Skip the images and return the records below exactly.

────────────────

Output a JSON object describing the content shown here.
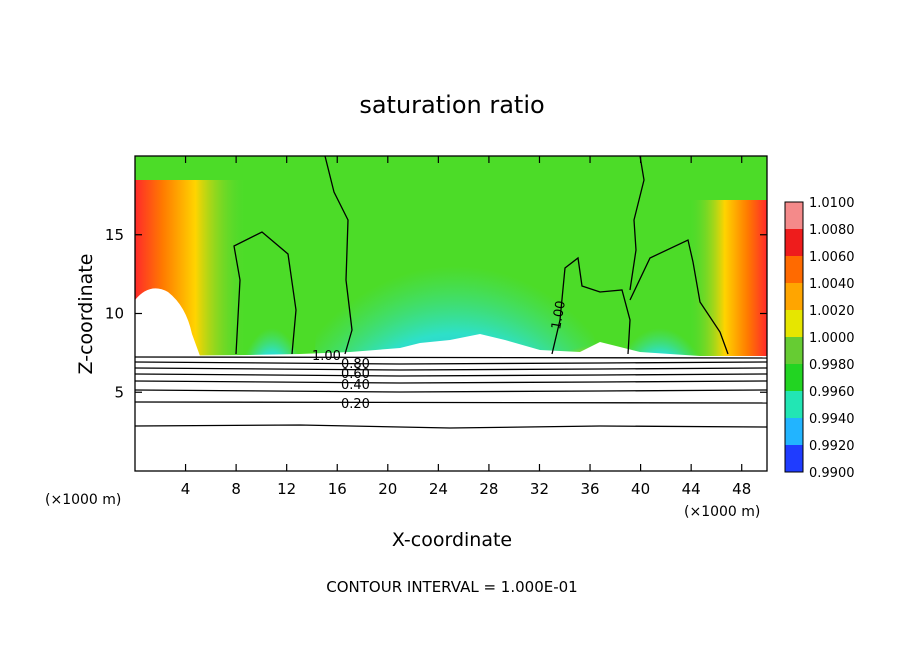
{
  "chart_data": {
    "type": "contour",
    "title": "saturation ratio",
    "xlabel": "X-coordinate",
    "ylabel": "Z-coordinate",
    "x_unit": "(×1000 m)",
    "x_unit_right": "(×1000 m)",
    "xlim": [
      0,
      50
    ],
    "ylim": [
      0,
      20
    ],
    "x_ticks": [
      4,
      8,
      12,
      16,
      20,
      24,
      28,
      32,
      36,
      40,
      44,
      48
    ],
    "y_ticks": [
      5,
      10,
      15
    ],
    "colorbar": {
      "levels": [
        "1.0100",
        "1.0080",
        "1.0060",
        "1.0040",
        "1.0020",
        "1.0000",
        "0.9980",
        "0.9960",
        "0.9940",
        "0.9920",
        "0.9900"
      ],
      "colors": [
        "#f48a8a",
        "#ee1c1c",
        "#ff6a00",
        "#ffa500",
        "#e6e600",
        "#66cc33",
        "#22d422",
        "#22e6b4",
        "#22b4ff",
        "#1f3cff",
        "#7a1fb4"
      ]
    },
    "contour_labels": [
      "1.00",
      "0.80",
      "0.60",
      "0.40",
      "0.20",
      "1.00"
    ],
    "contour_levels": [
      0.2,
      0.4,
      0.6,
      0.8,
      1.0
    ],
    "contour_interval_text": "CONTOUR INTERVAL = 1.000E-01"
  }
}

────────────────

— Task result —
Output a JSON object describing the content shown here.
{
  "chart_data": {
    "type": "contour",
    "title": "saturation ratio",
    "xlabel": "X-coordinate",
    "ylabel": "Z-coordinate",
    "x_unit": "(×1000 m)",
    "x_unit_right": "(×1000 m)",
    "xlim": [
      0,
      50
    ],
    "ylim": [
      0,
      20
    ],
    "x_ticks": [
      4,
      8,
      12,
      16,
      20,
      24,
      28,
      32,
      36,
      40,
      44,
      48
    ],
    "y_ticks": [
      5,
      10,
      15
    ],
    "colorbar": {
      "levels": [
        "1.0100",
        "1.0080",
        "1.0060",
        "1.0040",
        "1.0020",
        "1.0000",
        "0.9980",
        "0.9960",
        "0.9940",
        "0.9920",
        "0.9900"
      ],
      "colors": [
        "#f48a8a",
        "#ee1c1c",
        "#ff6a00",
        "#ffa500",
        "#e6e600",
        "#66cc33",
        "#22d422",
        "#22e6b4",
        "#22b4ff",
        "#1f3cff",
        "#7a1fb4"
      ]
    },
    "contour_labels": [
      "1.00",
      "0.80",
      "0.60",
      "0.40",
      "0.20",
      "1.00"
    ],
    "contour_levels": [
      0.2,
      0.4,
      0.6,
      0.8,
      1.0
    ],
    "contour_interval_text": "CONTOUR INTERVAL = 1.000E-01"
  }
}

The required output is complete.